Dataset items:
********************
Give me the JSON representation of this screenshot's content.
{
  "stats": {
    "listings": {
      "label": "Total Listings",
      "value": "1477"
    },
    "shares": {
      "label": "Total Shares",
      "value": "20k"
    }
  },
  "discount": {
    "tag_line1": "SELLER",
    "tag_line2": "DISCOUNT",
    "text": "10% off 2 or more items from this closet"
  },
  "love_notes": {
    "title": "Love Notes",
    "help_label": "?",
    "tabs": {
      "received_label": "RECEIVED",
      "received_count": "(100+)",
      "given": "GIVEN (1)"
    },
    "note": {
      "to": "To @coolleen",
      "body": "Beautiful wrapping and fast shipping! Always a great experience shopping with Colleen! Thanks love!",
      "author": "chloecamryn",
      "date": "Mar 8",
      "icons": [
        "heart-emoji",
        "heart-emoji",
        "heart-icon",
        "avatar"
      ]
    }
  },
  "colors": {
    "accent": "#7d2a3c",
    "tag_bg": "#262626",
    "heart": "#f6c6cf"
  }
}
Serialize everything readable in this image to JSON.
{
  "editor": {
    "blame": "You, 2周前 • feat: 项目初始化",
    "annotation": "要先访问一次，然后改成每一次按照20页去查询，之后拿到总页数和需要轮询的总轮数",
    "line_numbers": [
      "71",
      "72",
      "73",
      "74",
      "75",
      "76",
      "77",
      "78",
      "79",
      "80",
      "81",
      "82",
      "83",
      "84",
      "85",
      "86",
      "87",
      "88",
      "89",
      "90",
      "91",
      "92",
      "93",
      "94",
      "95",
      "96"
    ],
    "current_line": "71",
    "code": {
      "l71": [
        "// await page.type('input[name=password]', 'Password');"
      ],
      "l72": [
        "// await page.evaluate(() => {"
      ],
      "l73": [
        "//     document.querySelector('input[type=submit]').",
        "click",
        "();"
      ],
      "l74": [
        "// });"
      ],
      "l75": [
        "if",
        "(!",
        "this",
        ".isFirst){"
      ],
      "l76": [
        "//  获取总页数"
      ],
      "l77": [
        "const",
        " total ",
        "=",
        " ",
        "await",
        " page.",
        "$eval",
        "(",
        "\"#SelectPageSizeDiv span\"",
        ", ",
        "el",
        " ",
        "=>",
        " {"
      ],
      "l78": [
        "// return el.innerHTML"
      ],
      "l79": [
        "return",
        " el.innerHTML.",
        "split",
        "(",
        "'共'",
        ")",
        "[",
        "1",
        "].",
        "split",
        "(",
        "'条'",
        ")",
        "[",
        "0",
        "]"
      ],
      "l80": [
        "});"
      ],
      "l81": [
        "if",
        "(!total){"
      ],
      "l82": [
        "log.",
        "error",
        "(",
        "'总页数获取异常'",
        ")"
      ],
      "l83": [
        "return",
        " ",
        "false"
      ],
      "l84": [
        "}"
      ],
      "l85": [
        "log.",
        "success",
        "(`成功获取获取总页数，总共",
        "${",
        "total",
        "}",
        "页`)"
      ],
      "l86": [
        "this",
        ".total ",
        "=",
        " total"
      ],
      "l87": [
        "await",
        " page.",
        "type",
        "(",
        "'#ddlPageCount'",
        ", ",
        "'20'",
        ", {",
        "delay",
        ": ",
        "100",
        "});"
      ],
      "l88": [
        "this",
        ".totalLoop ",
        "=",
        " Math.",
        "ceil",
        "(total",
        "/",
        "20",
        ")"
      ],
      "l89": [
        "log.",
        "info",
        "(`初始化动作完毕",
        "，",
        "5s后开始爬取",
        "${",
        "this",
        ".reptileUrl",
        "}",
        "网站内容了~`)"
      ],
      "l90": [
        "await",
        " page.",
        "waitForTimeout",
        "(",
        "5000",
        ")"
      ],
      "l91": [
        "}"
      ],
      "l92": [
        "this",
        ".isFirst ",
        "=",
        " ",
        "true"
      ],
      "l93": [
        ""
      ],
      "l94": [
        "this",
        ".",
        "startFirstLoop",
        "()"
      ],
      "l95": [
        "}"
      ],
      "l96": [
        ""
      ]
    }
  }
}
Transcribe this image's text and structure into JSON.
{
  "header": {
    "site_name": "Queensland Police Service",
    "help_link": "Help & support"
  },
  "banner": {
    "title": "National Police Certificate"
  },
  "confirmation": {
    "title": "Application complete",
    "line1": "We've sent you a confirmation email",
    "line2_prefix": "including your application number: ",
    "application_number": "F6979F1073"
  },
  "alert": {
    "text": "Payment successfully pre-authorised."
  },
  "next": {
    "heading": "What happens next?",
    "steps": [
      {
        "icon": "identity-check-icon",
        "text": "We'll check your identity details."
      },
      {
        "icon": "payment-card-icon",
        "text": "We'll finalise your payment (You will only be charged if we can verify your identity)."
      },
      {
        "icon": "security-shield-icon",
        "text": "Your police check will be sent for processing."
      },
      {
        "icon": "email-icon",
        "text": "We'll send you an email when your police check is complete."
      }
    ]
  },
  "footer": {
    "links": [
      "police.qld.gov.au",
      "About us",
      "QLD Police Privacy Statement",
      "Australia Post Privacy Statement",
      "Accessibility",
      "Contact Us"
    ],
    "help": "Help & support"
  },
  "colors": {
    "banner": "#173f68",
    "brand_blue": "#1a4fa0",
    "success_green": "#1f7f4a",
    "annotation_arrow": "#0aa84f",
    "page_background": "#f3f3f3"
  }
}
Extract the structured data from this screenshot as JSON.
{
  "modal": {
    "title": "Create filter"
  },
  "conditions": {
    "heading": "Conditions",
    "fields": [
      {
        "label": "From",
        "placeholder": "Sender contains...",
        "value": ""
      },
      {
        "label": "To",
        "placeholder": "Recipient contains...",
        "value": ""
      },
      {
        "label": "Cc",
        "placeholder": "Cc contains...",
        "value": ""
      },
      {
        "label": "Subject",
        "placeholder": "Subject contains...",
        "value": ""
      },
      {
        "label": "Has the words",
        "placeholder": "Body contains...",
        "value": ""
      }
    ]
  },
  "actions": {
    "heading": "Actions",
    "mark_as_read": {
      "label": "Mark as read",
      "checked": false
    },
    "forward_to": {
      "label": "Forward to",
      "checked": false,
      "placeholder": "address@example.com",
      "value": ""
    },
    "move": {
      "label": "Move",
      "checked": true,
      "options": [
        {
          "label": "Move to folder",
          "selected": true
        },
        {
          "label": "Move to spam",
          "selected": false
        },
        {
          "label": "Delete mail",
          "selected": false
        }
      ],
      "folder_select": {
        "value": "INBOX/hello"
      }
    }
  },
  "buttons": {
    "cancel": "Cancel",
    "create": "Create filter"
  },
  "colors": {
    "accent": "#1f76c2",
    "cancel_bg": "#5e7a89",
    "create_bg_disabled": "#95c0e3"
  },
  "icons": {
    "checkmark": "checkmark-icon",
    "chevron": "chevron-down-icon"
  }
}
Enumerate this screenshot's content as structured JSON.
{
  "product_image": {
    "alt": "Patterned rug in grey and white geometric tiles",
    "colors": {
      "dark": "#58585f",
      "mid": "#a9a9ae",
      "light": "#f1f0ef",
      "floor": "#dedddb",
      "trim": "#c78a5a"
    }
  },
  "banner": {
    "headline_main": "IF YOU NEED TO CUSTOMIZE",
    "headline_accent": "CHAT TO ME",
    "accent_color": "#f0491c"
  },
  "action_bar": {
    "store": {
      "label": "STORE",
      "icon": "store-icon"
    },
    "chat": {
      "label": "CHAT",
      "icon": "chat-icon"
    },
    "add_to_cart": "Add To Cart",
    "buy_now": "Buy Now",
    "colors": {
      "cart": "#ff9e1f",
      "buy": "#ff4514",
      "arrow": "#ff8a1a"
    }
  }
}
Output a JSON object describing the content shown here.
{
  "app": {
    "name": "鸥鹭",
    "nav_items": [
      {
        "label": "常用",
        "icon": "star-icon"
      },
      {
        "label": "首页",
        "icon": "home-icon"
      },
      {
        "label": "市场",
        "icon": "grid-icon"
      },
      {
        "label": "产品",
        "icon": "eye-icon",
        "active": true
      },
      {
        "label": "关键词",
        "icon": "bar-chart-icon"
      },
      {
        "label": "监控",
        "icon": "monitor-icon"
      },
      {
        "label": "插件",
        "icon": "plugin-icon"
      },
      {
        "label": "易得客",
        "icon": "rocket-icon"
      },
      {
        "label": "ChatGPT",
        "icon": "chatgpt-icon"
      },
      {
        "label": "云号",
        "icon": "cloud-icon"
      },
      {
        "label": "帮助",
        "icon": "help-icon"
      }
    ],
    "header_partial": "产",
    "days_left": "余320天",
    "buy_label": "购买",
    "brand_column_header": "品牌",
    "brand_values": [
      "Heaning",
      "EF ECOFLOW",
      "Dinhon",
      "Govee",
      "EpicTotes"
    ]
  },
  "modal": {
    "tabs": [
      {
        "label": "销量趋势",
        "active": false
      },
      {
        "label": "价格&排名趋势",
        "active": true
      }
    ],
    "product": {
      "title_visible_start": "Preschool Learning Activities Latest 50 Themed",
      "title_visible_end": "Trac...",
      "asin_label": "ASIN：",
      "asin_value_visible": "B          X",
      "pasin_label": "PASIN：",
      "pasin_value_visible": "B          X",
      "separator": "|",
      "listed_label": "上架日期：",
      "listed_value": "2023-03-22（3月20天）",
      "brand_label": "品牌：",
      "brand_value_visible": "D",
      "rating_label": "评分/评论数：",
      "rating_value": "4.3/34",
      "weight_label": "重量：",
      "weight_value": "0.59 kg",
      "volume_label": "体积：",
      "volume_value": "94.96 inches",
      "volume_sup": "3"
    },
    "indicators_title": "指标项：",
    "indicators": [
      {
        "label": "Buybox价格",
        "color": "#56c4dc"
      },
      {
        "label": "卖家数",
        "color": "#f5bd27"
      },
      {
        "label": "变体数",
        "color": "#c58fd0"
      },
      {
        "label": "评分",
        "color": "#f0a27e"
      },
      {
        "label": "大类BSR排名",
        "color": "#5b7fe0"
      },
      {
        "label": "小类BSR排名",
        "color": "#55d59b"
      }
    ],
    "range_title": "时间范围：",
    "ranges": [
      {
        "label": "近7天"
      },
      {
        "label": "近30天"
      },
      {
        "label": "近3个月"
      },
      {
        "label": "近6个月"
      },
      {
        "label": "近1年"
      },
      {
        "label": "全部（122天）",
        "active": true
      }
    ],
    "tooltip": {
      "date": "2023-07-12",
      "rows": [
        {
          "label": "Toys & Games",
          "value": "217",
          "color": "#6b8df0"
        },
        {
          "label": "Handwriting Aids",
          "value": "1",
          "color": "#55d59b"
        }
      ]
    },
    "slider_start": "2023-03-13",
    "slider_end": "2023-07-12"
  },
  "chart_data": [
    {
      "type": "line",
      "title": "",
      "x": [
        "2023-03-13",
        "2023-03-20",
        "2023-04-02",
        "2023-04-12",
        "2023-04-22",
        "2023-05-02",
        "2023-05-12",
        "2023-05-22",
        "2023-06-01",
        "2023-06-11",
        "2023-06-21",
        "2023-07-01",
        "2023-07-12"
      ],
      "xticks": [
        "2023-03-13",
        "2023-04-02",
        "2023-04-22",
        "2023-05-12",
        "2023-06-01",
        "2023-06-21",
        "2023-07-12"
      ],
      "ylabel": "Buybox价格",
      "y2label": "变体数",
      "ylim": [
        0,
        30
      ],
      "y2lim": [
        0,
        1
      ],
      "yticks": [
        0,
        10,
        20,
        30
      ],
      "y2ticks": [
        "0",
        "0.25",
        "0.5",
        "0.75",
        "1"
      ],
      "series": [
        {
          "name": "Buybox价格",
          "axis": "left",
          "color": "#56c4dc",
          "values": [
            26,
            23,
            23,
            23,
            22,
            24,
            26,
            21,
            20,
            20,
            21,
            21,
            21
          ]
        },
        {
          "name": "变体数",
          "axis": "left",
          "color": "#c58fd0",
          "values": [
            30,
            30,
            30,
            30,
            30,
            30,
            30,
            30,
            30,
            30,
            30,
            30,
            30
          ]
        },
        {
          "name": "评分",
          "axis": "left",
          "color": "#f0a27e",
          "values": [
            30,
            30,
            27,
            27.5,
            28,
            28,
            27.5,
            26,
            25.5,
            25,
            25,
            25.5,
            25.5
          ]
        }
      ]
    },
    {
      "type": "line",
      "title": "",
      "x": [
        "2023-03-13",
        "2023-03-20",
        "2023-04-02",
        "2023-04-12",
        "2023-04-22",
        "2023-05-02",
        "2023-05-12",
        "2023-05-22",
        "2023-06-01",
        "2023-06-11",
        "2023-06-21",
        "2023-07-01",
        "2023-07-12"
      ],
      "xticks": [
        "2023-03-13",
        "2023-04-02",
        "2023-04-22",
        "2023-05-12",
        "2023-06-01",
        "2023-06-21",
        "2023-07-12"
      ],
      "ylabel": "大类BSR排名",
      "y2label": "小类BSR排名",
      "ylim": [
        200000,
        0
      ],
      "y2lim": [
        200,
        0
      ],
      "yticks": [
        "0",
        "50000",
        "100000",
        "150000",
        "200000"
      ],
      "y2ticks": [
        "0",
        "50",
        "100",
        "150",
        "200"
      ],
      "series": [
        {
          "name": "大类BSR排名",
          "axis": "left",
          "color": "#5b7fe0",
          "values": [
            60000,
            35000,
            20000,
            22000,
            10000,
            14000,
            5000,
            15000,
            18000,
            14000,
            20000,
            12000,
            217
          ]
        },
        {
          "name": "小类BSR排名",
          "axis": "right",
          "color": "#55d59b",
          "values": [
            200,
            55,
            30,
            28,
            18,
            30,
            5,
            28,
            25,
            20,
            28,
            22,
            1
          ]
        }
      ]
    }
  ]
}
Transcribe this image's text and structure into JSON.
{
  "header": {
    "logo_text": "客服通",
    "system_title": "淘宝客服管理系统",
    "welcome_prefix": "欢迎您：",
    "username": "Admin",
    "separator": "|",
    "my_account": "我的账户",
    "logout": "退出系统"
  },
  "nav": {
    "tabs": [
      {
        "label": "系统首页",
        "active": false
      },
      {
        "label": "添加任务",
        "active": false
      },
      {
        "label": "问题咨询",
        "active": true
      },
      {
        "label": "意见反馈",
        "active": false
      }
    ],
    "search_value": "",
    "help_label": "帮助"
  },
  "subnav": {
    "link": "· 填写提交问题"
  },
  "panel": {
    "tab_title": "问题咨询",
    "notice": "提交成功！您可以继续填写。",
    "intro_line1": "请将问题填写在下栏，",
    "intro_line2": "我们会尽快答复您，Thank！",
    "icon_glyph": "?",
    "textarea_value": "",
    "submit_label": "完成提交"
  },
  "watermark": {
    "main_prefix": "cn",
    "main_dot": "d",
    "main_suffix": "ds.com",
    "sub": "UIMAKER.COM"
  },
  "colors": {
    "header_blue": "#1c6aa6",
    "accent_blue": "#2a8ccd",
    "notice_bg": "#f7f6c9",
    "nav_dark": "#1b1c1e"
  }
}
********************
WHAT TO WORK ON – Extract lines where the string "will" occurs.

SOLUTION –
        "text": "We'll finalise your payment (You will only be charged if we can verify your identity)."
        "text": "Your police check will be sent for processing."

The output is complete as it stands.